Problem statement> The records follow. Transcribe only the lines from the line containing "Give me a plain-text" through the end, both ends included, and leave out the pictures.

Excerpted records>
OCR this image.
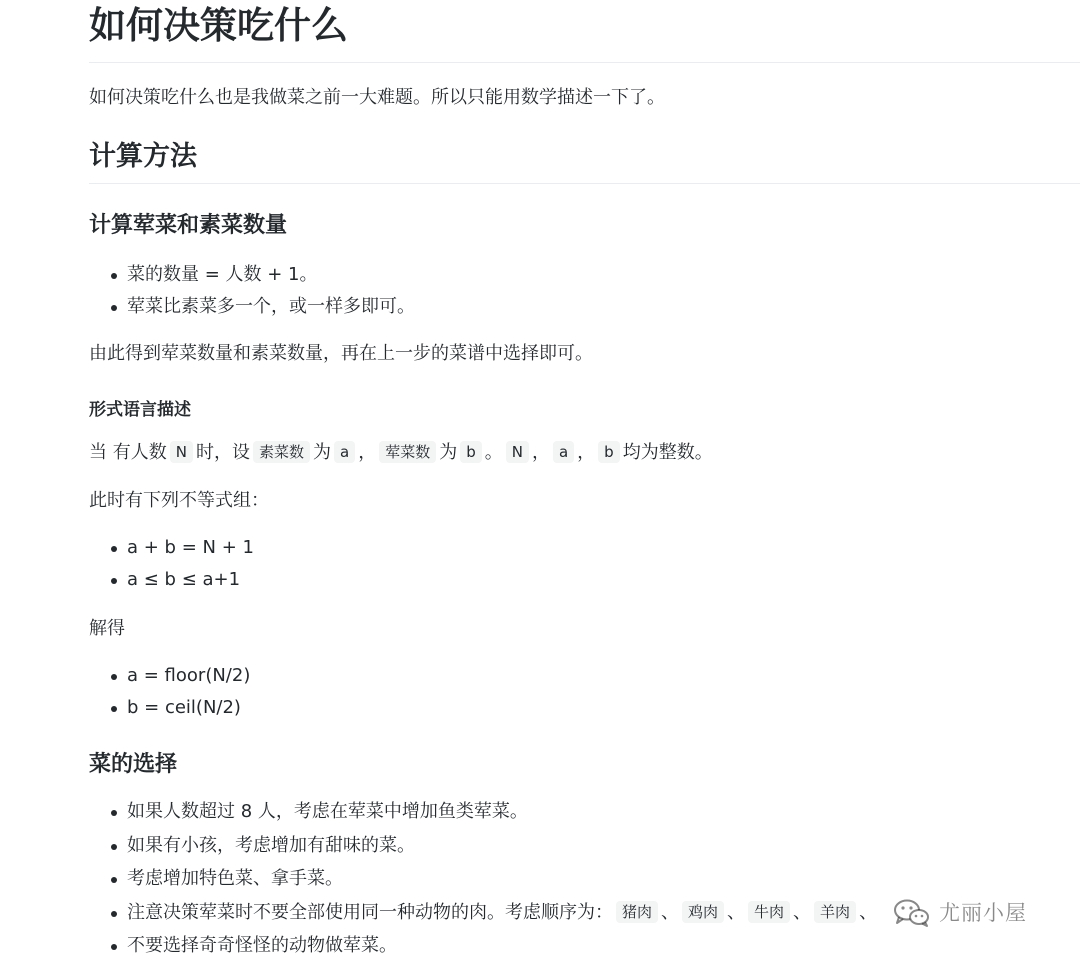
如何决策吃什么
如何决策吃什么也是我做菜之前一大难题。所以只能用数学描述一下了。
计算方法
计算荤菜和素菜数量
菜的数量 = 人数 + 1。
荤菜比素菜多一个，或一样多即可。
由此得到荤菜数量和素菜数量，再在上一步的菜谱中选择即可。
形式语言描述
当 有人数 N 时，设 素菜数 为 a ， 荤菜数 为 b 。 N ， a ， b 均为整数。
此时有下列不等式组：
a + b = N + 1
a ≤ b ≤ a+1
解得
a = floor(N/2)
b = ceil(N/2)
菜的选择
如果人数超过 8 人，考虑在荤菜中增加鱼类荤菜。
如果有小孩，考虑增加有甜味的菜。
考虑增加特色菜、拿手菜。
注意决策荤菜时不要全部使用同一种动物的肉。考虑顺序为： 猪肉 、 鸡肉 、 牛肉 、 羊肉 、
不要选择奇奇怪怪的动物做荤菜。
尤丽小屋
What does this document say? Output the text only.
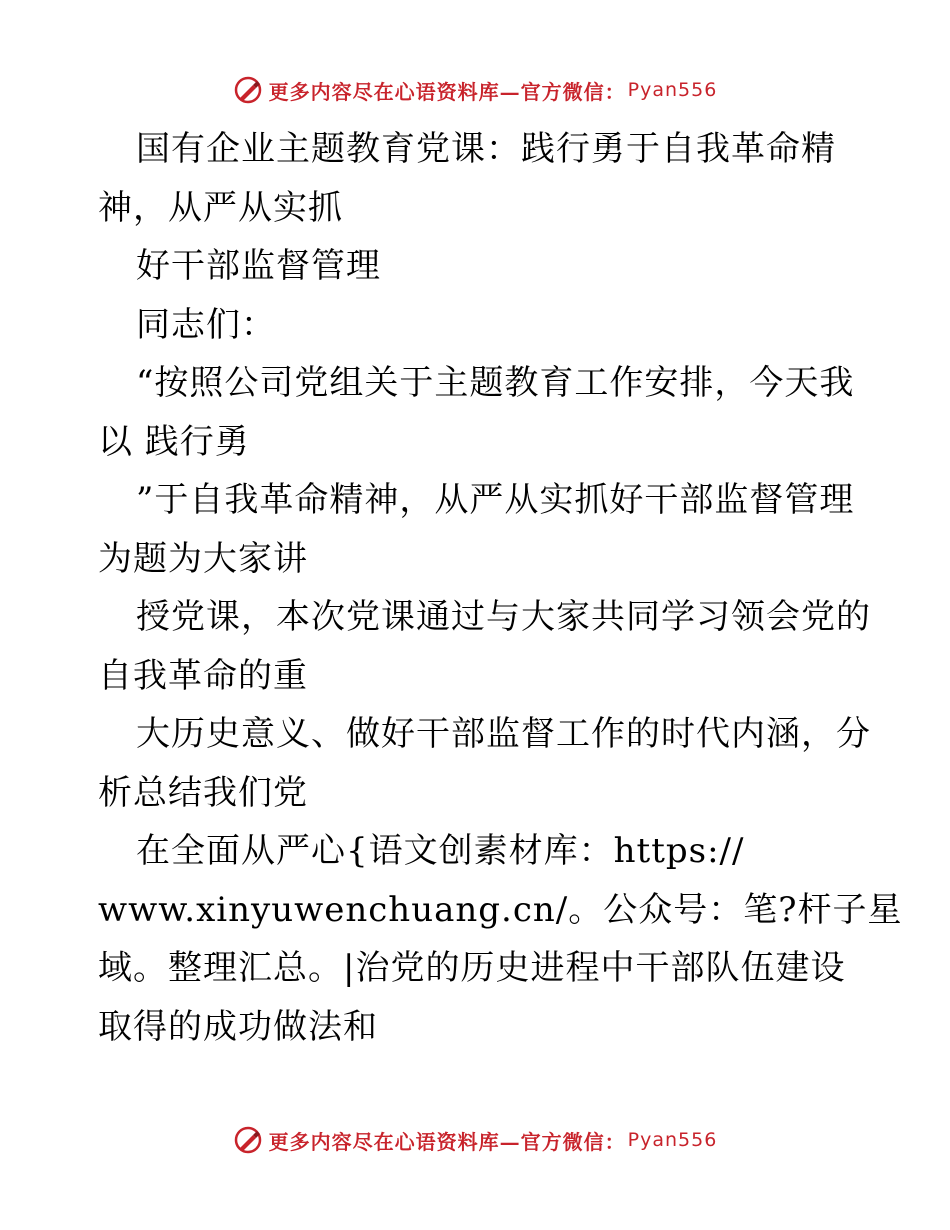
更多内容尽在心语资料库—官方微信： Pyan556
国有企业主题教育党课：践行勇于自我革命精
神，从严从实抓
好干部监督管理
同志们：
“按照公司党组关于主题教育工作安排，今天我
以 践行勇
”于自我革命精神，从严从实抓好干部监督管理
为题为大家讲
授党课，本次党课通过与大家共同学习领会党的
自我革命的重
大历史意义、做好干部监督工作的时代内涵，分
析总结我们党
在全面从严心{语文创素材库：https://
www.xinyuwenchuang.cn/。公众号：笔?杆子星
域。整理汇总。|治党的历史进程中干部队伍建设
取得的成功做法和
更多内容尽在心语资料库—官方微信： Pyan556
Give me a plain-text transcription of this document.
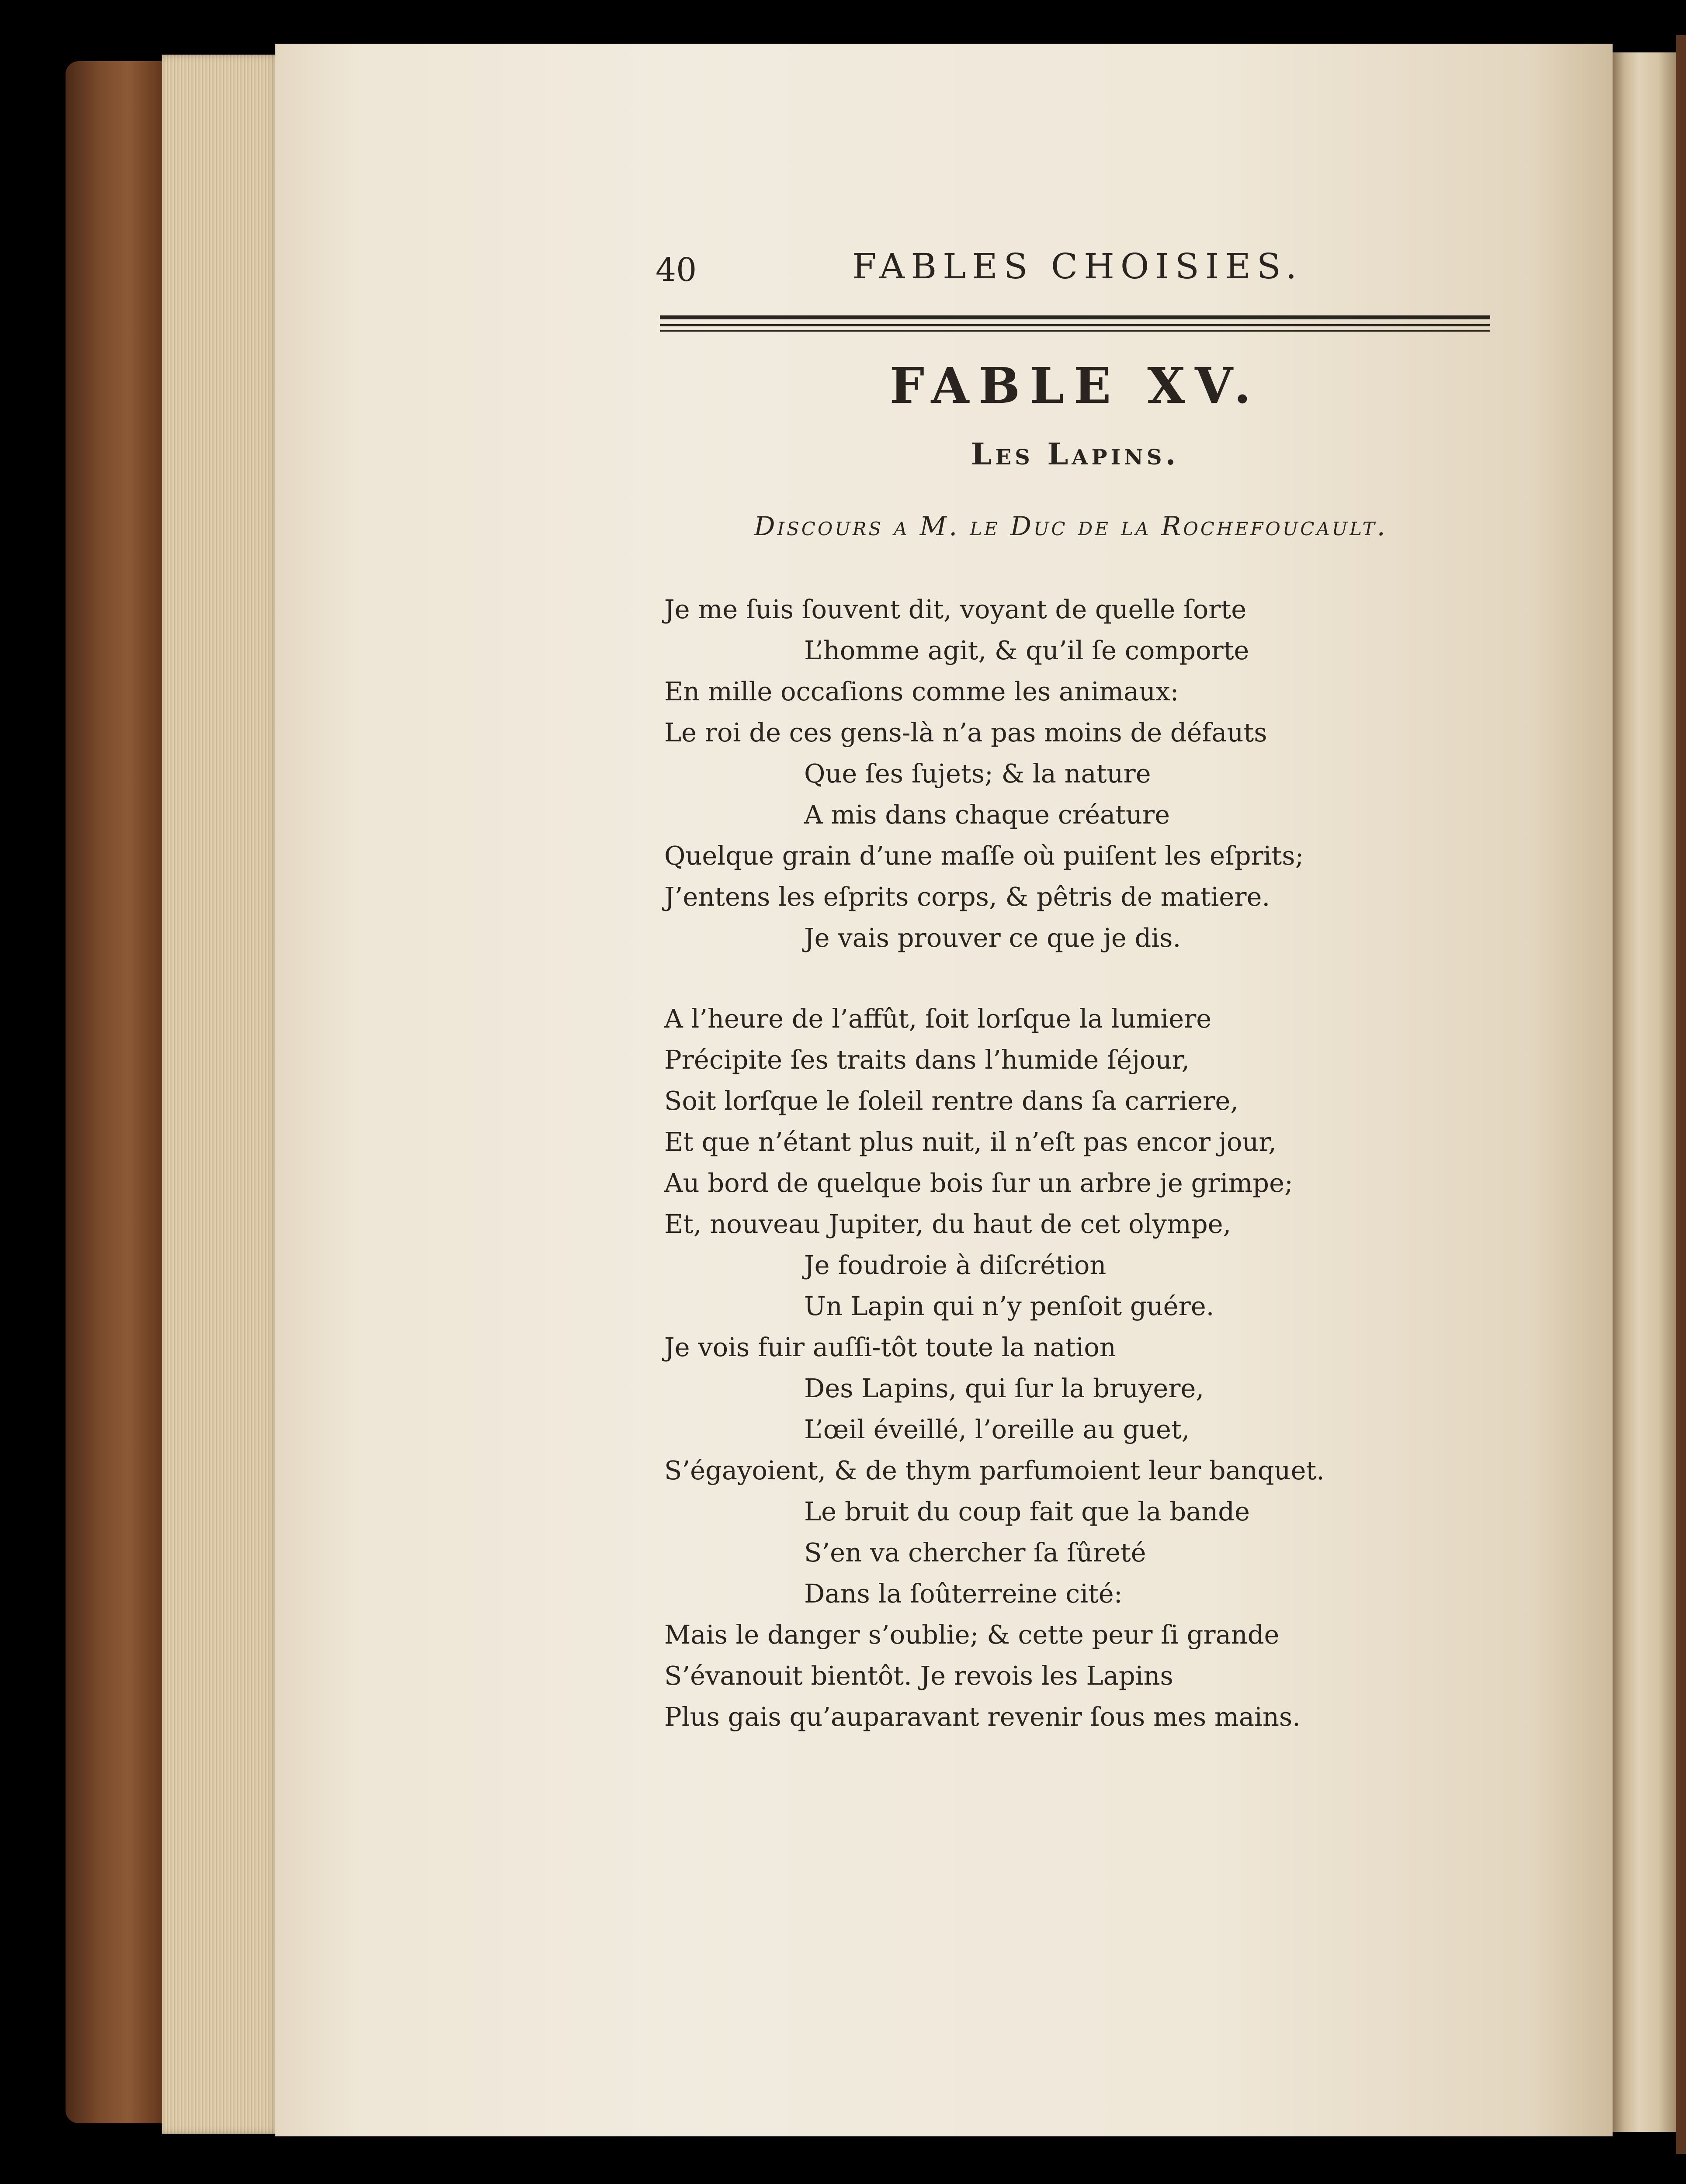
40	FABLES CHOISIES.
FABLE XV.
Les Lapins.

Discours a M. le Duc de la Rochefoucault.

Je me ſuis ſouvent dit, voyant de quelle ſorte
L’homme agit, & qu’il ſe comporte
En mille occaſions comme les animaux:
Le roi de ces gens-là n’a pas moins de défauts
Que ſes ſujets; & la nature
A mis dans chaque créature
Quelque grain d’une maſſe où puiſent les eſprits;
J’entens les eſprits corps, & pêtris de matiere.
Je vais prouver ce que je dis.
A l’heure de l’affût, ſoit lorſque la lumiere
Précipite ſes traits dans l’humide ſéjour,
Soit lorſque le ſoleil rentre dans ſa carriere,
Et que n’étant plus nuit, il n’eſt pas encor jour,
Au bord de quelque bois ſur un arbre je grimpe;
Et, nouveau Jupiter, du haut de cet olympe,
Je foudroie à diſcrétion
Un Lapin qui n’y penſoit guére.
Je vois fuir auſſi-tôt toute la nation
Des Lapins, qui ſur la bruyere,
L’œil éveillé, l’oreille au guet,
S’égayoient, & de thym parfumoient leur banquet.
Le bruit du coup fait que la bande
S’en va chercher ſa ſûreté
Dans la ſoûterreine cité:
Mais le danger s’oublie; & cette peur ſi grande
S’évanouit bientôt. Je revois les Lapins
Plus gais qu’auparavant revenir ſous mes mains.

Task output>
Give me a plain-text transcription of this document.
40	FABLES CHOISIES.
FABLE XV.
Les Lapins.

Discours a M. le Duc de la Rochefoucault.

Je me ſuis ſouvent dit, voyant de quelle ſorte
L’homme agit, & qu’il ſe comporte
En mille occaſions comme les animaux:
Le roi de ces gens-là n’a pas moins de défauts
Que ſes ſujets; & la nature
A mis dans chaque créature
Quelque grain d’une maſſe où puiſent les eſprits;
J’entens les eſprits corps, & pêtris de matiere.
Je vais prouver ce que je dis.
A l’heure de l’affût, ſoit lorſque la lumiere
Précipite ſes traits dans l’humide ſéjour,
Soit lorſque le ſoleil rentre dans ſa carriere,
Et que n’étant plus nuit, il n’eſt pas encor jour,
Au bord de quelque bois ſur un arbre je grimpe;
Et, nouveau Jupiter, du haut de cet olympe,
Je foudroie à diſcrétion
Un Lapin qui n’y penſoit guére.
Je vois fuir auſſi-tôt toute la nation
Des Lapins, qui ſur la bruyere,
L’œil éveillé, l’oreille au guet,
S’égayoient, & de thym parfumoient leur banquet.
Le bruit du coup fait que la bande
S’en va chercher ſa ſûreté
Dans la ſoûterreine cité:
Mais le danger s’oublie; & cette peur ſi grande
S’évanouit bientôt. Je revois les Lapins
Plus gais qu’auparavant revenir ſous mes mains.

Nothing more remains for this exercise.